> Task
Every line of the listing must be reproduced as it stands. Leave the images behind.
.....
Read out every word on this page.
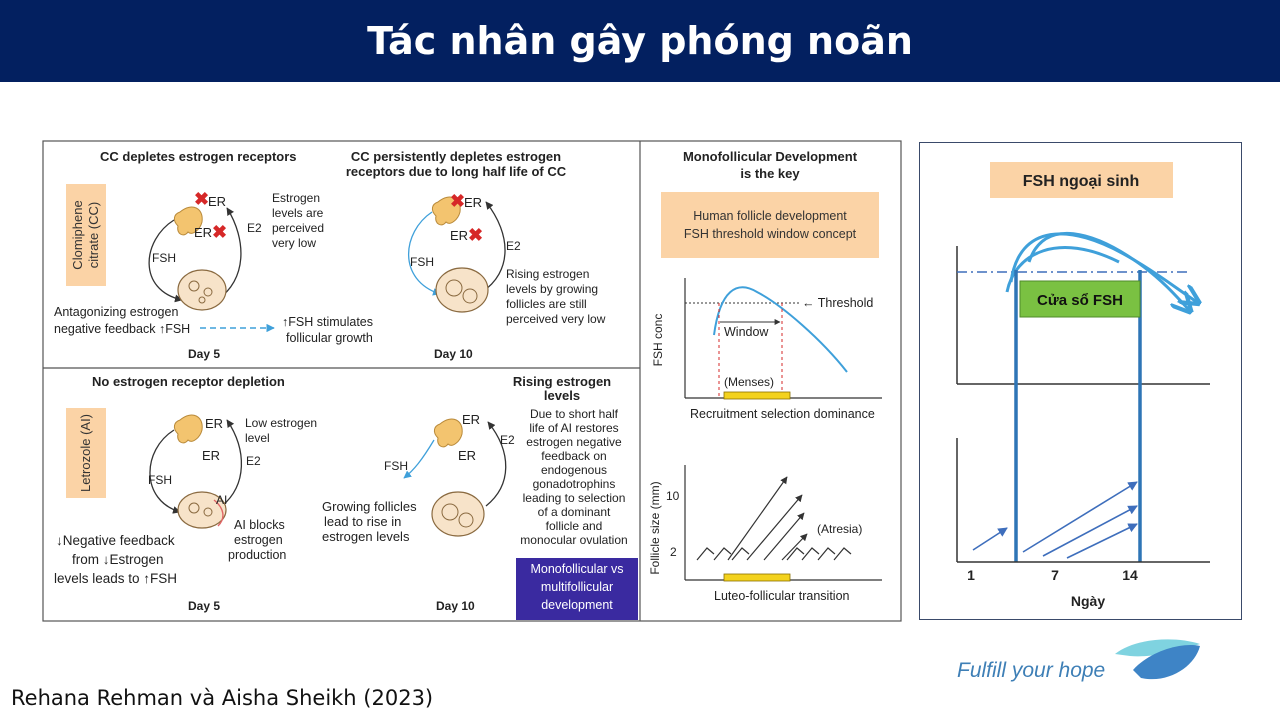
Tác nhân gây phóng noãn
Clomiphene citrate (CC)
CC depletes estrogen receptors
✖
ER
ER ✖ E2
FSH
Estrogen
levels are
perceived
very low
Antagonizing estrogen
negative feedback ↑FSH	↑FSH stimulates
follicular growth
Day 5
CC persistently depletes estrogen
receptors due to long half life of CC
✖
ER
ER ✖
E2
FSH
Rising estrogen
levels by growing
follicles are still
perceived very low
Day 10
Letrozole (AI)
No estrogen receptor depletion
ER
ER E2
FSH
AI
Low estrogen
level
AI blocks
estrogen
production
↓Negative feedback
from ↓Estrogen
levels leads to ↑FSH
Day 5
Rising estrogen
levels
ER
ER
E2
FSH
Growing follicles
lead to rise in
estrogen levels
Due to short half life of AI restores estrogen negative feedback on endogenous gonadotrophins leading to selection of a dominant follicle and monocular ovulation
Monofollicular vs
multifollicular
development
Day 10
Monofollicular Development
is the key
Human follicle development
FSH threshold window concept
FSH conc
← Threshold
Window
(Menses)
Recruitment selection dominance
Follicle size (mm) 10
2
(Atresia)
Luteo-follicular transition
FSH ngoại sinh
Cửa sổ FSH
1	7	14
Ngày
Rehana Rehman và Aisha Sheikh (2023)
Fulfill your hope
.....
> Reply to the task
Read out every word on this page.
Tác nhân gây phóng noãn
Clomiphene citrate (CC)
CC depletes estrogen receptors
✖
ER
ER ✖ E2
FSH
Estrogen
levels are
perceived
very low
Antagonizing estrogen
negative feedback ↑FSH	↑FSH stimulates
follicular growth
Day 5
CC persistently depletes estrogen
receptors due to long half life of CC
✖
ER
ER ✖
E2
FSH
Rising estrogen
levels by growing
follicles are still
perceived very low
Day 10
Letrozole (AI)
No estrogen receptor depletion
ER
ER E2
FSH
AI
Low estrogen
level
AI blocks
estrogen
production
↓Negative feedback
from ↓Estrogen
levels leads to ↑FSH
Day 5
Rising estrogen
levels
ER
ER
E2
FSH
Growing follicles
lead to rise in
estrogen levels
Due to short half life of AI restores estrogen negative feedback on endogenous gonadotrophins leading to selection of a dominant follicle and monocular ovulation
Monofollicular vs
multifollicular
development
Day 10
Monofollicular Development
is the key
Human follicle development
FSH threshold window concept
FSH conc
← Threshold
Window
(Menses)
Recruitment selection dominance
Follicle size (mm) 10
2
(Atresia)
Luteo-follicular transition
FSH ngoại sinh
Cửa sổ FSH
1	7	14
Ngày
Rehana Rehman và Aisha Sheikh (2023)
Fulfill your hope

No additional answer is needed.